Quote all of the data exactly as given. Skip every picture it contains.

* INFORMATION GIVEN
— start —
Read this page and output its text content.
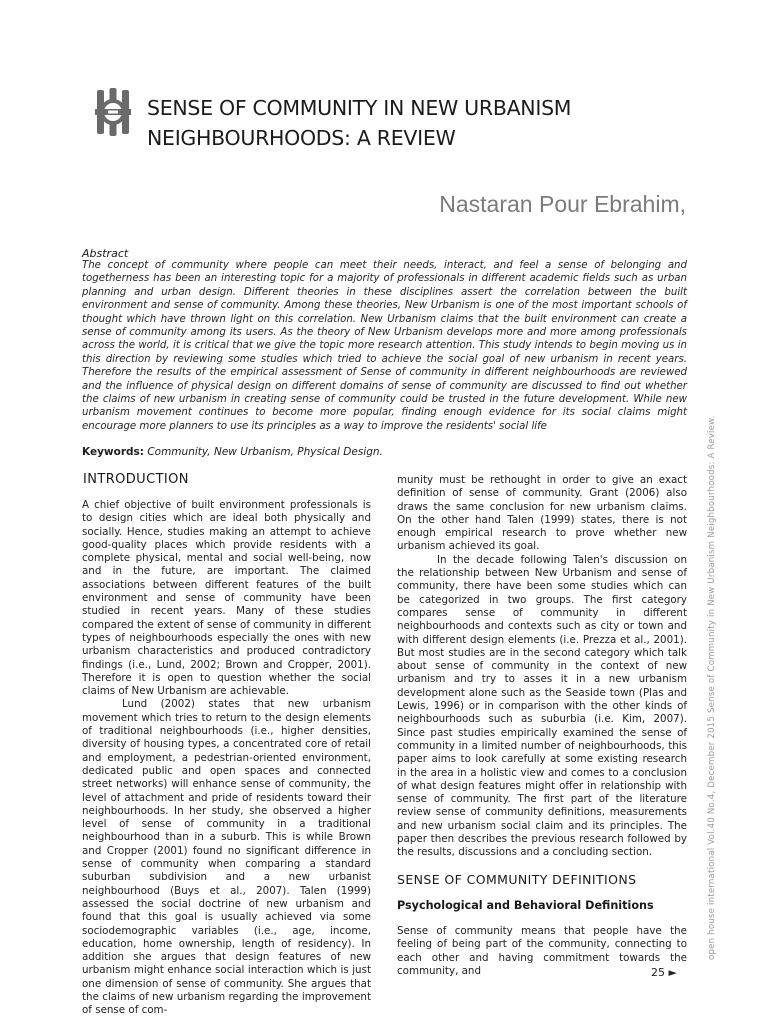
SENSE OF COMMUNITY IN NEW URBANISM
NEIGHBOURHOODS: A REVIEW
Nastaran Pour Ebrahim,
Abstract

The concept of community where people can meet their needs, interact, and feel a sense of belonging and togetherness has been an interesting topic for a majority of professionals in different academic fields such as urban planning and urban design. Different theories in these disciplines assert the correlation between the built environment and sense of community. Among these theories, New Urbanism is one of the most important schools of thought which have thrown light on this correlation. New Urbanism claims that the built environment can create a sense of community among its users. As the theory of New Urbanism develops more and more among professionals across the world, it is critical that we give the topic more research attention. This study intends to begin moving us in this direction by reviewing some studies which tried to achieve the social goal of new urbanism in recent years. Therefore the results of the empirical assessment of Sense of community in different neighbourhoods are reviewed and the influence of physical design on different domains of sense of community are discussed to find out whether the claims of new urbanism in creating sense of community could be trusted in the future development. While new urbanism movement continues to become more popular, finding enough evidence for its social claims might encourage more planners to use its principles as a way to improve the residents' social life

Keywords: Community, New Urbanism, Physical Design.
INTRODUCTION

A chief objective of built environment professionals is to design cities which are ideal both physically and socially. Hence, studies making an attempt to achieve good-quality places which provide residents with a complete physical, mental and social well-being, now and in the future, are important. The claimed associations between different features of the built environment and sense of community have been studied in recent years. Many of these studies compared the extent of sense of community in different types of neighbourhoods especially the ones with new urbanism characteristics and produced contradictory findings (i.e., Lund, 2002; Brown and Cropper, 2001). Therefore it is open to question whether the social claims of New Urbanism are achievable.

Lund (2002) states that new urbanism movement which tries to return to the design elements of traditional neighbourhoods (i.e., higher densities, diversity of housing types, a concentrated core of retail and employment, a pedestrian-oriented environment, dedicated public and open spaces and connected street networks) will enhance sense of community, the level of attachment and pride of residents toward their neighbourhoods. In her study, she observed a higher level of sense of community in a traditional neighbourhood than in a suburb. This is while Brown and Cropper (2001) found no significant difference in sense of community when comparing a standard suburban subdivision and a new urbanist neighbourhood (Buys et al., 2007). Talen (1999) assessed the social doctrine of new urbanism and found that this goal is usually achieved via some sociodemographic variables (i.e., age, income, education, home ownership, length of residency). In addition she argues that design features of new urbanism might enhance social interaction which is just one dimension of sense of community. She argues that the claims of new urbanism regarding the improvement of sense of com-

munity must be rethought in order to give an exact definition of sense of community. Grant (2006) also draws the same conclusion for new urbanism claims. On the other hand Talen (1999) states, there is not enough empirical research to prove whether new urbanism achieved its goal.

In the decade following Talen's discussion on the relationship between New Urbanism and sense of community, there have been some studies which can be categorized in two groups. The first category compares sense of community in different neighbourhoods and contexts such as city or town and with different design elements (i.e. Prezza et al., 2001). But most studies are in the second category which talk about sense of community in the context of new urbanism and try to asses it in a new urbanism development alone such as the Seaside town (Plas and Lewis, 1996) or in comparison with the other kinds of neighbourhoods such as suburbia (i.e. Kim, 2007). Since past studies empirically examined the sense of community in a limited number of neighbourhoods, this paper aims to look carefully at some existing research in the area in a holistic view and comes to a conclusion of what design features might offer in relationship with sense of community. The first part of the literature review sense of community definitions, measurements and new urbanism social claim and its principles. The paper then describes the previous research followed by the results, discussions and a concluding section.

SENSE OF COMMUNITY DEFINITIONS
Psychological and Behavioral Definitions

Sense of community means that people have the feeling of being part of the community, connecting to each other and having commitment towards the community, and	25 ►
open house international Vol.40 No.4, December 2015 Sense of Community in New Urbanism Neighbourhoods: A Review.
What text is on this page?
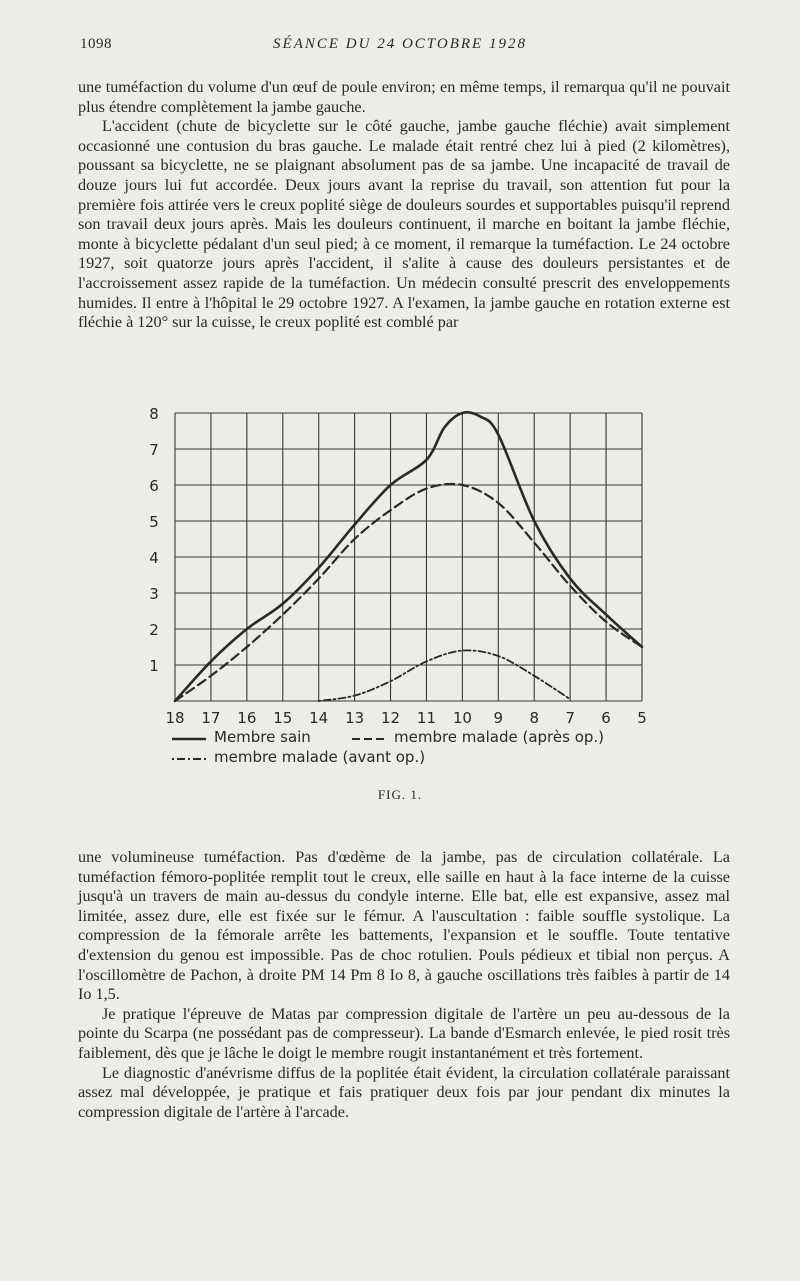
1098	SÉANCE DU 24 OCTOBRE 1928

une tuméfaction du volume d'un œuf de poule environ; en même temps, il remarqua qu'il ne pouvait plus étendre complètement la jambe gauche.

L'accident (chute de bicyclette sur le côté gauche, jambe gauche fléchie) avait simplement occasionné une contusion du bras gauche. Le malade était rentré chez lui à pied (2 kilomètres), poussant sa bicyclette, ne se plaignant absolument pas de sa jambe. Une incapacité de travail de douze jours lui fut accordée. Deux jours avant la reprise du travail, son attention fut pour la première fois attirée vers le creux poplité siège de douleurs sourdes et supportables puisqu'il reprend son travail deux jours après. Mais les douleurs continuent, il marche en boitant la jambe fléchie, monte à bicyclette pédalant d'un seul pied; à ce moment, il remarque la tuméfaction. Le 24 octobre 1927, soit quatorze jours après l'accident, il s'alite à cause des douleurs persistantes et de l'accroissement assez rapide de la tuméfaction. Un médecin consulté prescrit des enveloppements humides. Il entre à l'hôpital le 29 octobre 1927. A l'examen, la jambe gauche en rotation externe est fléchie à 120° sur la cuisse, le creux poplité est comblé par

1
2
3
4
5
6
7
8
18 17 16 15 14 13 12 11 10 9 8 7 6 5
Membre sain	membre malade (après op.)
membre malade (avant op.)
FIG. 1.

une volumineuse tuméfaction. Pas d'œdème de la jambe, pas de circulation collatérale. La tuméfaction fémoro-poplitée remplit tout le creux, elle saille en haut à la face interne de la cuisse jusqu'à un travers de main au-dessus du condyle interne. Elle bat, elle est expansive, assez mal limitée, assez dure, elle est fixée sur le fémur. A l'auscultation : faible souffle systolique. La compression de la fémorale arrête les battements, l'expansion et le souffle. Toute tentative d'extension du genou est impossible. Pas de choc rotulien. Pouls pédieux et tibial non perçus. A l'oscillomètre de Pachon, à droite PM 14 Pm 8 Io 8, à gauche oscillations très faibles à partir de 14 Io 1,5.

Je pratique l'épreuve de Matas par compression digitale de l'artère un peu au-dessous de la pointe du Scarpa (ne possédant pas de compresseur). La bande d'Esmarch enlevée, le pied rosit très faiblement, dès que je lâche le doigt le membre rougit instantanément et très fortement.

Le diagnostic d'anévrisme diffus de la poplitée était évident, la circulation collatérale paraissant assez mal développée, je pratique et fais pratiquer deux fois par jour pendant dix minutes la compression digitale de l'artère à l'arcade.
— end —
* RESPONSE
Read this page and output its text content.
SENSE OF COMMUNITY IN NEW URBANISM
NEIGHBOURHOODS: A REVIEW
Nastaran Pour Ebrahim,
Abstract

The concept of community where people can meet their needs, interact, and feel a sense of belonging and togetherness has been an interesting topic for a majority of professionals in different academic fields such as urban planning and urban design. Different theories in these disciplines assert the correlation between the built environment and sense of community. Among these theories, New Urbanism is one of the most important schools of thought which have thrown light on this correlation. New Urbanism claims that the built environment can create a sense of community among its users. As the theory of New Urbanism develops more and more among professionals across the world, it is critical that we give the topic more research attention. This study intends to begin moving us in this direction by reviewing some studies which tried to achieve the social goal of new urbanism in recent years. Therefore the results of the empirical assessment of Sense of community in different neighbourhoods are reviewed and the influence of physical design on different domains of sense of community are discussed to find out whether the claims of new urbanism in creating sense of community could be trusted in the future development. While new urbanism movement continues to become more popular, finding enough evidence for its social claims might encourage more planners to use its principles as a way to improve the residents' social life

Keywords: Community, New Urbanism, Physical Design.
INTRODUCTION

A chief objective of built environment professionals is to design cities which are ideal both physically and socially. Hence, studies making an attempt to achieve good-quality places which provide residents with a complete physical, mental and social well-being, now and in the future, are important. The claimed associations between different features of the built environment and sense of community have been studied in recent years. Many of these studies compared the extent of sense of community in different types of neighbourhoods especially the ones with new urbanism characteristics and produced contradictory findings (i.e., Lund, 2002; Brown and Cropper, 2001). Therefore it is open to question whether the social claims of New Urbanism are achievable.

Lund (2002) states that new urbanism movement which tries to return to the design elements of traditional neighbourhoods (i.e., higher densities, diversity of housing types, a concentrated core of retail and employment, a pedestrian-oriented environment, dedicated public and open spaces and connected street networks) will enhance sense of community, the level of attachment and pride of residents toward their neighbourhoods. In her study, she observed a higher level of sense of community in a traditional neighbourhood than in a suburb. This is while Brown and Cropper (2001) found no significant difference in sense of community when comparing a standard suburban subdivision and a new urbanist neighbourhood (Buys et al., 2007). Talen (1999) assessed the social doctrine of new urbanism and found that this goal is usually achieved via some sociodemographic variables (i.e., age, income, education, home ownership, length of residency). In addition she argues that design features of new urbanism might enhance social interaction which is just one dimension of sense of community. She argues that the claims of new urbanism regarding the improvement of sense of com-

munity must be rethought in order to give an exact definition of sense of community. Grant (2006) also draws the same conclusion for new urbanism claims. On the other hand Talen (1999) states, there is not enough empirical research to prove whether new urbanism achieved its goal.

In the decade following Talen's discussion on the relationship between New Urbanism and sense of community, there have been some studies which can be categorized in two groups. The first category compares sense of community in different neighbourhoods and contexts such as city or town and with different design elements (i.e. Prezza et al., 2001). But most studies are in the second category which talk about sense of community in the context of new urbanism and try to asses it in a new urbanism development alone such as the Seaside town (Plas and Lewis, 1996) or in comparison with the other kinds of neighbourhoods such as suburbia (i.e. Kim, 2007). Since past studies empirically examined the sense of community in a limited number of neighbourhoods, this paper aims to look carefully at some existing research in the area in a holistic view and comes to a conclusion of what design features might offer in relationship with sense of community. The first part of the literature review sense of community definitions, measurements and new urbanism social claim and its principles. The paper then describes the previous research followed by the results, discussions and a concluding section.

SENSE OF COMMUNITY DEFINITIONS
Psychological and Behavioral Definitions

Sense of community means that people have the feeling of being part of the community, connecting to each other and having commitment towards the community, and	25 ►
open house international Vol.40 No.4, December 2015 Sense of Community in New Urbanism Neighbourhoods: A Review.
What text is on this page?
1098	SÉANCE DU 24 OCTOBRE 1928

une tuméfaction du volume d'un œuf de poule environ; en même temps, il remarqua qu'il ne pouvait plus étendre complètement la jambe gauche.

L'accident (chute de bicyclette sur le côté gauche, jambe gauche fléchie) avait simplement occasionné une contusion du bras gauche. Le malade était rentré chez lui à pied (2 kilomètres), poussant sa bicyclette, ne se plaignant absolument pas de sa jambe. Une incapacité de travail de douze jours lui fut accordée. Deux jours avant la reprise du travail, son attention fut pour la première fois attirée vers le creux poplité siège de douleurs sourdes et supportables puisqu'il reprend son travail deux jours après. Mais les douleurs continuent, il marche en boitant la jambe fléchie, monte à bicyclette pédalant d'un seul pied; à ce moment, il remarque la tuméfaction. Le 24 octobre 1927, soit quatorze jours après l'accident, il s'alite à cause des douleurs persistantes et de l'accroissement assez rapide de la tuméfaction. Un médecin consulté prescrit des enveloppements humides. Il entre à l'hôpital le 29 octobre 1927. A l'examen, la jambe gauche en rotation externe est fléchie à 120° sur la cuisse, le creux poplité est comblé par

1
2
3
4
5
6
7
8
18 17 16 15 14 13 12 11 10 9 8 7 6 5
Membre sain	membre malade (après op.)
membre malade (avant op.)
FIG. 1.

une volumineuse tuméfaction. Pas d'œdème de la jambe, pas de circulation collatérale. La tuméfaction fémoro-poplitée remplit tout le creux, elle saille en haut à la face interne de la cuisse jusqu'à un travers de main au-dessus du condyle interne. Elle bat, elle est expansive, assez mal limitée, assez dure, elle est fixée sur le fémur. A l'auscultation : faible souffle systolique. La compression de la fémorale arrête les battements, l'expansion et le souffle. Toute tentative d'extension du genou est impossible. Pas de choc rotulien. Pouls pédieux et tibial non perçus. A l'oscillomètre de Pachon, à droite PM 14 Pm 8 Io 8, à gauche oscillations très faibles à partir de 14 Io 1,5.

Je pratique l'épreuve de Matas par compression digitale de l'artère un peu au-dessous de la pointe du Scarpa (ne possédant pas de compresseur). La bande d'Esmarch enlevée, le pied rosit très faiblement, dès que je lâche le doigt le membre rougit instantanément et très fortement.

Le diagnostic d'anévrisme diffus de la poplitée était évident, la circulation collatérale paraissant assez mal développée, je pratique et fais pratiquer deux fois par jour pendant dix minutes la compression digitale de l'artère à l'arcade.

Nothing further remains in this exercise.